→ **SET PROBLEM**
Look at each line of the records and count those with "document" in them. Please answer with the count alone.

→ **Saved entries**
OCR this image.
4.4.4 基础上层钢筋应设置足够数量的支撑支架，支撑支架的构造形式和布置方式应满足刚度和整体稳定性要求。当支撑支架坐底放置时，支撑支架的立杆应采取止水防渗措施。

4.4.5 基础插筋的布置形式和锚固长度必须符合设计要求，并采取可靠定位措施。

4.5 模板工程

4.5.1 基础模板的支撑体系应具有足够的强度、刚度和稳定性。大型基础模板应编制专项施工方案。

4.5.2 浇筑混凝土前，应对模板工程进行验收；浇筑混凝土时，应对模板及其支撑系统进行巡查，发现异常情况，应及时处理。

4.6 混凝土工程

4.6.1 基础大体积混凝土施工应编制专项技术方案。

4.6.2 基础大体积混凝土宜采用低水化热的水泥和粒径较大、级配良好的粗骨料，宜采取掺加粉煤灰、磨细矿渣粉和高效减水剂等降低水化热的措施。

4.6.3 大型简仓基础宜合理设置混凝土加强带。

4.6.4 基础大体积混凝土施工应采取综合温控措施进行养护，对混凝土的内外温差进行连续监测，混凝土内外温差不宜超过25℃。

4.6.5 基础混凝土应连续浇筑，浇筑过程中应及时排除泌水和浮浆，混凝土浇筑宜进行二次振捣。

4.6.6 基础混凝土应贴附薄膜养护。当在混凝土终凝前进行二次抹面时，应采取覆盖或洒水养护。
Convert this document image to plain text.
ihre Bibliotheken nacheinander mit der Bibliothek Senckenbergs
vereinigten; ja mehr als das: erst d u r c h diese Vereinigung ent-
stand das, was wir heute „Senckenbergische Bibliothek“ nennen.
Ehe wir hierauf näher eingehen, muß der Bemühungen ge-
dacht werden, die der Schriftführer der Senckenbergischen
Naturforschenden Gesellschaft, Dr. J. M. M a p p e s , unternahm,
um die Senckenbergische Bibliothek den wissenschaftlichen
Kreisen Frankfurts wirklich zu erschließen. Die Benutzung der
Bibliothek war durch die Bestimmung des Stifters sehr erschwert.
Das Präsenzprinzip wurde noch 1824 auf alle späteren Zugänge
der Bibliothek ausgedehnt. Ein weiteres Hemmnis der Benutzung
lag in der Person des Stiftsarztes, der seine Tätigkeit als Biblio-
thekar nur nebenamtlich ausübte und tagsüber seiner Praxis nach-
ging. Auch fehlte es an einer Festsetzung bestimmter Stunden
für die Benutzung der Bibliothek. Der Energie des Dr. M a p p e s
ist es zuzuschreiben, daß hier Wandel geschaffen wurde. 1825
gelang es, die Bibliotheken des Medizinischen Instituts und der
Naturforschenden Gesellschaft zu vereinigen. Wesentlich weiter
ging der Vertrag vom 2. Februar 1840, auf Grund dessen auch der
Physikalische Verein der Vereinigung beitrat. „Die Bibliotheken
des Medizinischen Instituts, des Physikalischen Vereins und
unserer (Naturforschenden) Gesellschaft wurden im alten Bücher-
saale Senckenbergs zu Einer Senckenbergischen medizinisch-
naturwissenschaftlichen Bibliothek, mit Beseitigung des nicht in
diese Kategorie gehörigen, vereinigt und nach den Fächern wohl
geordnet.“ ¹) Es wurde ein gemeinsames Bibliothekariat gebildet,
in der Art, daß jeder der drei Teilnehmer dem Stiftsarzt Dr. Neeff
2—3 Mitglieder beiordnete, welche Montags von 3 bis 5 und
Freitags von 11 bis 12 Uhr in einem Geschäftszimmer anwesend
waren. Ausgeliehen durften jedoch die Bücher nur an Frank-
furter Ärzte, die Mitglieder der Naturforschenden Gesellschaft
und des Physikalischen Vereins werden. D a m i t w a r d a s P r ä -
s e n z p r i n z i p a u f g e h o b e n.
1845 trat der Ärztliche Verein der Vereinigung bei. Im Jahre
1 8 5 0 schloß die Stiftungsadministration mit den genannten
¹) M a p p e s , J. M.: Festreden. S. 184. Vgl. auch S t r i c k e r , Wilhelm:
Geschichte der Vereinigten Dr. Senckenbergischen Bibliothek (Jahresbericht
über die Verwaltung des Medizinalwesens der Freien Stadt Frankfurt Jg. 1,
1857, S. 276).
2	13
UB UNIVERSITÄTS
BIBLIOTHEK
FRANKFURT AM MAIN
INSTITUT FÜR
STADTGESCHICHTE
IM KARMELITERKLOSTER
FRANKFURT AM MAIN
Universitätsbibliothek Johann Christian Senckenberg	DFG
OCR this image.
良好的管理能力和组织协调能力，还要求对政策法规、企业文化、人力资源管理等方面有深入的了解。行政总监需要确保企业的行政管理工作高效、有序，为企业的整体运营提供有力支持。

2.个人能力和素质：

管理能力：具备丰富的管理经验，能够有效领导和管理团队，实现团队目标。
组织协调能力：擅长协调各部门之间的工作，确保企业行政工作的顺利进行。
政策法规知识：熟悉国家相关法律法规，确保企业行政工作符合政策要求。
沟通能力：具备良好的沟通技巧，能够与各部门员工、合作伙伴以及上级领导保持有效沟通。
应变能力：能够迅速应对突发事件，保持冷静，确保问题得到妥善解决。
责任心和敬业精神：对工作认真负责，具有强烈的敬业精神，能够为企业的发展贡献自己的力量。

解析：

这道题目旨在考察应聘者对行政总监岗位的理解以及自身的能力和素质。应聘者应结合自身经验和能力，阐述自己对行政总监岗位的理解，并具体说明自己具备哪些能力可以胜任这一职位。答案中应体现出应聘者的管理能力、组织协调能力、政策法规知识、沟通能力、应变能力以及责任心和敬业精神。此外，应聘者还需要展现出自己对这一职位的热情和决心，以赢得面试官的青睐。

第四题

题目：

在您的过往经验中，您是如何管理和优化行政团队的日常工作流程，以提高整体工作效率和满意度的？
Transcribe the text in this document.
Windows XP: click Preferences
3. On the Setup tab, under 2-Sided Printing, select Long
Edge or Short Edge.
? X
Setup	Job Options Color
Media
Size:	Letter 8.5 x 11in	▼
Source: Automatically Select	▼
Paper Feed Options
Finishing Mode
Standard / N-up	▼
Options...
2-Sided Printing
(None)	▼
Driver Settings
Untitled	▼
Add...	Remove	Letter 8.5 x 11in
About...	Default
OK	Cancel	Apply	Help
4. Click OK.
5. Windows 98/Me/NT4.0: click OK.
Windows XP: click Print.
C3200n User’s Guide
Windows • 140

→ **THE OUTPUT**
2